• [Problem requirements]: Carry none of the pictures over; write out the complete data exactly.

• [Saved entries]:

━━━━━━━━━━

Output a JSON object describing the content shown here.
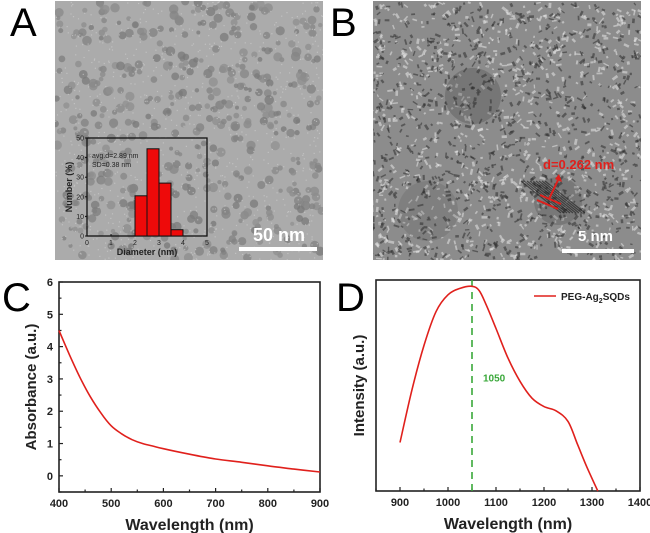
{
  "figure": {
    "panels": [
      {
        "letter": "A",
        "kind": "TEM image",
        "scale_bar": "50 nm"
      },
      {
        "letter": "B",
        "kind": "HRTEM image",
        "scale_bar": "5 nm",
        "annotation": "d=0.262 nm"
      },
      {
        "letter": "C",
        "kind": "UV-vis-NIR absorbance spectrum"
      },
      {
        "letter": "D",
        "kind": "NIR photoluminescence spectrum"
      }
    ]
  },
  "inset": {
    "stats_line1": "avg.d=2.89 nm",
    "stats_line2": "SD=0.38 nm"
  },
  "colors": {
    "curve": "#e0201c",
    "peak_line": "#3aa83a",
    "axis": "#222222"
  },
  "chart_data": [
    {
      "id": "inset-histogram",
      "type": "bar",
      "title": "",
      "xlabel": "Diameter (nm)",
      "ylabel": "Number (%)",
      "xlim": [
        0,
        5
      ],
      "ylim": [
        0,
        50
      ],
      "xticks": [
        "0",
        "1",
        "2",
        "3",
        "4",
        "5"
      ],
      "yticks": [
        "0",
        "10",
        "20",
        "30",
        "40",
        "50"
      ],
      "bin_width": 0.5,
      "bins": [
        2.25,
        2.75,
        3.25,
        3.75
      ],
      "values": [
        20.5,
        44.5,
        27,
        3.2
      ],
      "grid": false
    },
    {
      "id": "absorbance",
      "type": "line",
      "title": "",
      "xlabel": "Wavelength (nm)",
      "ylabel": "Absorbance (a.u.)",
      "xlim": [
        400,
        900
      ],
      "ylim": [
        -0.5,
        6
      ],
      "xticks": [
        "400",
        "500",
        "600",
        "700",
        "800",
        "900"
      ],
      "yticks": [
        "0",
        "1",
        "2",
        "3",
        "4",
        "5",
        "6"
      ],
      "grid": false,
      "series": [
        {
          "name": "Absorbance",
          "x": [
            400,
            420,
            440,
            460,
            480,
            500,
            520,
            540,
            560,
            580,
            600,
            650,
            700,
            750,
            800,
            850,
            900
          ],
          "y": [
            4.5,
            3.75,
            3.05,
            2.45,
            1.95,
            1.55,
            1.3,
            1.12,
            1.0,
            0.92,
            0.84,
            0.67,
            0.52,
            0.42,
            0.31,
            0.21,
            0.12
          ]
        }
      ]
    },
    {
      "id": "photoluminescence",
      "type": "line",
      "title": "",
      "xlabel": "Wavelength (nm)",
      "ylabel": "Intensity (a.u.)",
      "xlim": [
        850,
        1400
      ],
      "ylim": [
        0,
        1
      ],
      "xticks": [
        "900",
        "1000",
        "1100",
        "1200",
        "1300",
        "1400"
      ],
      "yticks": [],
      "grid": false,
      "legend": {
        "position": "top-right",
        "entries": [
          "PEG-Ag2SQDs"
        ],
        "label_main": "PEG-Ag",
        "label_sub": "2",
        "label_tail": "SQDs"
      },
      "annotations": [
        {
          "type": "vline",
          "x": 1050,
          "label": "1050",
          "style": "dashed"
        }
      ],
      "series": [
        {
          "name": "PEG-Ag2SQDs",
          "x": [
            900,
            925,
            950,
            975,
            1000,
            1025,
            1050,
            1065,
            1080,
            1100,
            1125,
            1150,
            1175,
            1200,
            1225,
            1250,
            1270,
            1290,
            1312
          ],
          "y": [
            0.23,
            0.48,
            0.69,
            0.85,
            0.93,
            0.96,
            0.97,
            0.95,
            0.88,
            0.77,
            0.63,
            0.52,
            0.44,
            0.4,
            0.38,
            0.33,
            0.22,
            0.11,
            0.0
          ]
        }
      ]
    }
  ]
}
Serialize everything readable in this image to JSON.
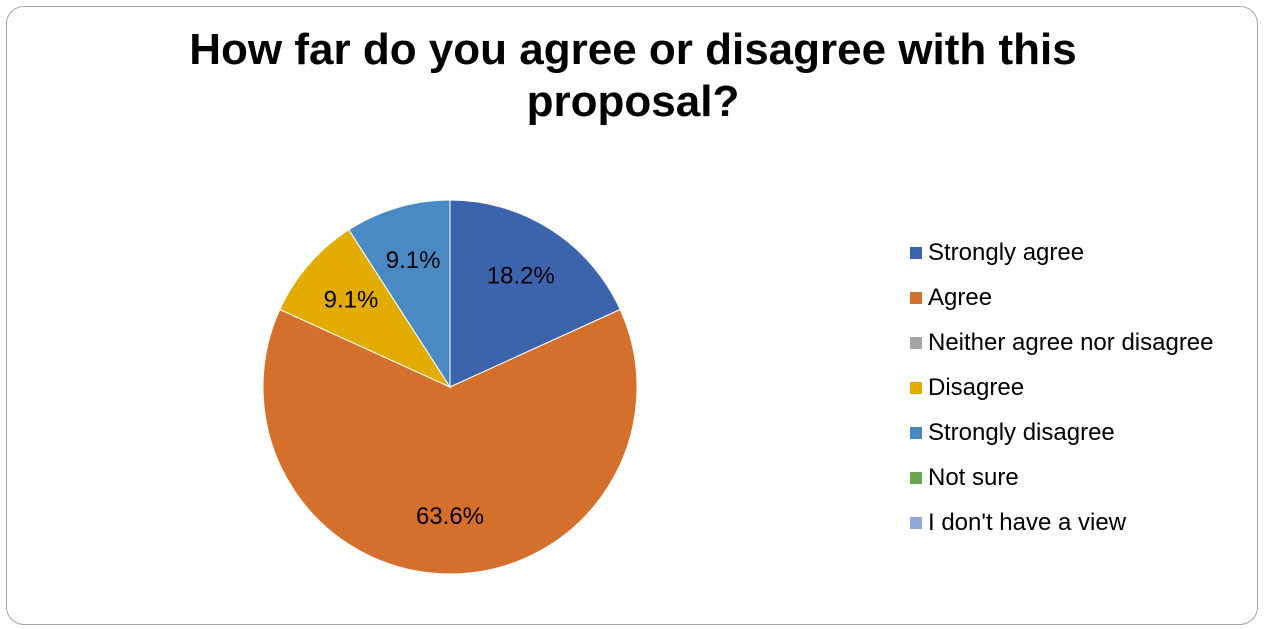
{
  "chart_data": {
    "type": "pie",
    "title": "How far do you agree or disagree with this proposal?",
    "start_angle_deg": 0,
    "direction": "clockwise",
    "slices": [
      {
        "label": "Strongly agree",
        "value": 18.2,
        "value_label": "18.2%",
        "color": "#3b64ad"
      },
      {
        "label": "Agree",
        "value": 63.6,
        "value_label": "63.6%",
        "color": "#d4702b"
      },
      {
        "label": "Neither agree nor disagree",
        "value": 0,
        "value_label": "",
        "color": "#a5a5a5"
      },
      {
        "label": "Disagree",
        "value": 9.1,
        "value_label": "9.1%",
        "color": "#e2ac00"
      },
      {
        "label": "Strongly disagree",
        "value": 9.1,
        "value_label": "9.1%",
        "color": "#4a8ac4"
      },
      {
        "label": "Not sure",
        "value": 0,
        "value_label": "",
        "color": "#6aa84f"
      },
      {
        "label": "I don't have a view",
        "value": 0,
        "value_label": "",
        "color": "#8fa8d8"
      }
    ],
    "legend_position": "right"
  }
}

━━━━━━━━━━

• [Answer to the problem]:
Output a JSON object describing the content shown here.
{
  "figure": {
    "panels": [
      {
        "letter": "A",
        "kind": "TEM image",
        "scale_bar": "50 nm"
      },
      {
        "letter": "B",
        "kind": "HRTEM image",
        "scale_bar": "5 nm",
        "annotation": "d=0.262 nm"
      },
      {
        "letter": "C",
        "kind": "UV-vis-NIR absorbance spectrum"
      },
      {
        "letter": "D",
        "kind": "NIR photoluminescence spectrum"
      }
    ]
  },
  "inset": {
    "stats_line1": "avg.d=2.89 nm",
    "stats_line2": "SD=0.38 nm"
  },
  "colors": {
    "curve": "#e0201c",
    "peak_line": "#3aa83a",
    "axis": "#222222"
  },
  "chart_data": [
    {
      "id": "inset-histogram",
      "type": "bar",
      "title": "",
      "xlabel": "Diameter (nm)",
      "ylabel": "Number (%)",
      "xlim": [
        0,
        5
      ],
      "ylim": [
        0,
        50
      ],
      "xticks": [
        "0",
        "1",
        "2",
        "3",
        "4",
        "5"
      ],
      "yticks": [
        "0",
        "10",
        "20",
        "30",
        "40",
        "50"
      ],
      "bin_width": 0.5,
      "bins": [
        2.25,
        2.75,
        3.25,
        3.75
      ],
      "values": [
        20.5,
        44.5,
        27,
        3.2
      ],
      "grid": false
    },
    {
      "id": "absorbance",
      "type": "line",
      "title": "",
      "xlabel": "Wavelength (nm)",
      "ylabel": "Absorbance (a.u.)",
      "xlim": [
        400,
        900
      ],
      "ylim": [
        -0.5,
        6
      ],
      "xticks": [
        "400",
        "500",
        "600",
        "700",
        "800",
        "900"
      ],
      "yticks": [
        "0",
        "1",
        "2",
        "3",
        "4",
        "5",
        "6"
      ],
      "grid": false,
      "series": [
        {
          "name": "Absorbance",
          "x": [
            400,
            420,
            440,
            460,
            480,
            500,
            520,
            540,
            560,
            580,
            600,
            650,
            700,
            750,
            800,
            850,
            900
          ],
          "y": [
            4.5,
            3.75,
            3.05,
            2.45,
            1.95,
            1.55,
            1.3,
            1.12,
            1.0,
            0.92,
            0.84,
            0.67,
            0.52,
            0.42,
            0.31,
            0.21,
            0.12
          ]
        }
      ]
    },
    {
      "id": "photoluminescence",
      "type": "line",
      "title": "",
      "xlabel": "Wavelength (nm)",
      "ylabel": "Intensity (a.u.)",
      "xlim": [
        850,
        1400
      ],
      "ylim": [
        0,
        1
      ],
      "xticks": [
        "900",
        "1000",
        "1100",
        "1200",
        "1300",
        "1400"
      ],
      "yticks": [],
      "grid": false,
      "legend": {
        "position": "top-right",
        "entries": [
          "PEG-Ag2SQDs"
        ],
        "label_main": "PEG-Ag",
        "label_sub": "2",
        "label_tail": "SQDs"
      },
      "annotations": [
        {
          "type": "vline",
          "x": 1050,
          "label": "1050",
          "style": "dashed"
        }
      ],
      "series": [
        {
          "name": "PEG-Ag2SQDs",
          "x": [
            900,
            925,
            950,
            975,
            1000,
            1025,
            1050,
            1065,
            1080,
            1100,
            1125,
            1150,
            1175,
            1200,
            1225,
            1250,
            1270,
            1290,
            1312
          ],
          "y": [
            0.23,
            0.48,
            0.69,
            0.85,
            0.93,
            0.96,
            0.97,
            0.95,
            0.88,
            0.77,
            0.63,
            0.52,
            0.44,
            0.4,
            0.38,
            0.33,
            0.22,
            0.11,
            0.0
          ]
        }
      ]
    }
  ]
}
Serialize everything readable in this image to JSON.
{
  "chart_data": {
    "type": "pie",
    "title": "How far do you agree or disagree with this proposal?",
    "start_angle_deg": 0,
    "direction": "clockwise",
    "slices": [
      {
        "label": "Strongly agree",
        "value": 18.2,
        "value_label": "18.2%",
        "color": "#3b64ad"
      },
      {
        "label": "Agree",
        "value": 63.6,
        "value_label": "63.6%",
        "color": "#d4702b"
      },
      {
        "label": "Neither agree nor disagree",
        "value": 0,
        "value_label": "",
        "color": "#a5a5a5"
      },
      {
        "label": "Disagree",
        "value": 9.1,
        "value_label": "9.1%",
        "color": "#e2ac00"
      },
      {
        "label": "Strongly disagree",
        "value": 9.1,
        "value_label": "9.1%",
        "color": "#4a8ac4"
      },
      {
        "label": "Not sure",
        "value": 0,
        "value_label": "",
        "color": "#6aa84f"
      },
      {
        "label": "I don't have a view",
        "value": 0,
        "value_label": "",
        "color": "#8fa8d8"
      }
    ],
    "legend_position": "right"
  }
}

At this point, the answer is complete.